*AIM:*
Send back the entries below exactly as they appear.

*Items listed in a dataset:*

----

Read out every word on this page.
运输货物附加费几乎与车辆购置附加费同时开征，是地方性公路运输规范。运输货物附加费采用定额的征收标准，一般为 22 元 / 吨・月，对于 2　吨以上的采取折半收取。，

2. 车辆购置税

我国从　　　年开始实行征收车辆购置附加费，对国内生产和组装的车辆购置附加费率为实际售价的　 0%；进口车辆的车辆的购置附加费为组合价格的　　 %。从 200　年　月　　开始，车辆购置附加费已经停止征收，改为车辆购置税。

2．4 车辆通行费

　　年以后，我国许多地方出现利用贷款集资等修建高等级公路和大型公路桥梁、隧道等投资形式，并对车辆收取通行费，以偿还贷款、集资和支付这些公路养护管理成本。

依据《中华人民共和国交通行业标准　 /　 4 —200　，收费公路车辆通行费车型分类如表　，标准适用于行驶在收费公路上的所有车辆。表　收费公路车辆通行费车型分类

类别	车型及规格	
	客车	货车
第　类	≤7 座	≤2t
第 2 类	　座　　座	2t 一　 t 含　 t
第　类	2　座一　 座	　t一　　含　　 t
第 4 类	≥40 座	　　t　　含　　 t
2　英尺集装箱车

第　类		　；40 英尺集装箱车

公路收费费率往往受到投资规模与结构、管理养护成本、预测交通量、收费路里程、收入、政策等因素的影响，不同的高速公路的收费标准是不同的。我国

----

*RESULT FOR THIS TASK:*
Read out every word on this page.
运输货物附加费几乎与车辆购置附加费同时开征，是地方性公路运输规范。运输货物附加费采用定额的征收标准，一般为 22 元 / 吨・月，对于 2　吨以上的采取折半收取。，

2. 车辆购置税

我国从　　　年开始实行征收车辆购置附加费，对国内生产和组装的车辆购置附加费率为实际售价的　 0%；进口车辆的车辆的购置附加费为组合价格的　　 %。从 200　年　月　　开始，车辆购置附加费已经停止征收，改为车辆购置税。

2．4 车辆通行费

　　年以后，我国许多地方出现利用贷款集资等修建高等级公路和大型公路桥梁、隧道等投资形式，并对车辆收取通行费，以偿还贷款、集资和支付这些公路养护管理成本。

依据《中华人民共和国交通行业标准　 /　 4 —200　，收费公路车辆通行费车型分类如表　，标准适用于行驶在收费公路上的所有车辆。表　收费公路车辆通行费车型分类

类别	车型及规格	
	客车	货车
第　类	≤7 座	≤2t
第 2 类	　座　　座	2t 一　 t 含　 t
第　类	2　座一　 座	　t一　　含　　 t
第 4 类	≥40 座	　　t　　含　　 t
2　英尺集装箱车

第　类		　；40 英尺集装箱车

公路收费费率往往受到投资规模与结构、管理养护成本、预测交通量、收费路里程、收入、政策等因素的影响，不同的高速公路的收费标准是不同的。我国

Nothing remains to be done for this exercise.